### Task prompt:
Strip the pictures and reproduce the rest of the listing exactly.

-- begin Source data --

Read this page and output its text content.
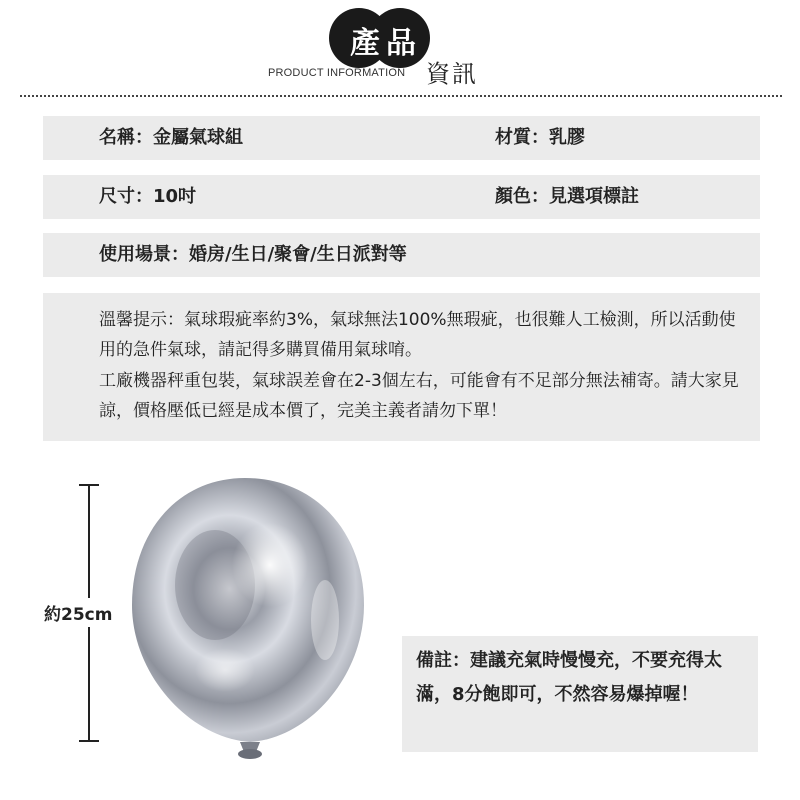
產品
PRODUCT INFORMATION 資訊
名稱：金屬氣球組	材質：乳膠
尺寸：10吋	顏色：見選項標註
使用場景：婚房/生日/聚會/生日派對等

溫馨提示：氣球瑕疵率約3%，氣球無法100%無瑕疵，也很難人工檢測，所以活動使用的急件氣球，請記得多購買備用氣球唷。

工廠機器秤重包裝，氣球誤差會在2-3個左右，可能會有不足部分無法補寄。請大家見諒，價格壓低已經是成本價了，完美主義者請勿下單！

約25cm

備註：建議充氣時慢慢充，不要充得太滿，8分飽即可，不然容易爆掉喔！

-- end Source data --

### Exercise output:
Read this page and output its text content.
產品
PRODUCT INFORMATION 資訊
名稱：金屬氣球組	材質：乳膠
尺寸：10吋	顏色：見選項標註
使用場景：婚房/生日/聚會/生日派對等

溫馨提示：氣球瑕疵率約3%，氣球無法100%無瑕疵，也很難人工檢測，所以活動使用的急件氣球，請記得多購買備用氣球唷。

工廠機器秤重包裝，氣球誤差會在2-3個左右，可能會有不足部分無法補寄。請大家見諒，價格壓低已經是成本價了，完美主義者請勿下單！

約25cm

備註：建議充氣時慢慢充，不要充得太滿，8分飽即可，不然容易爆掉喔！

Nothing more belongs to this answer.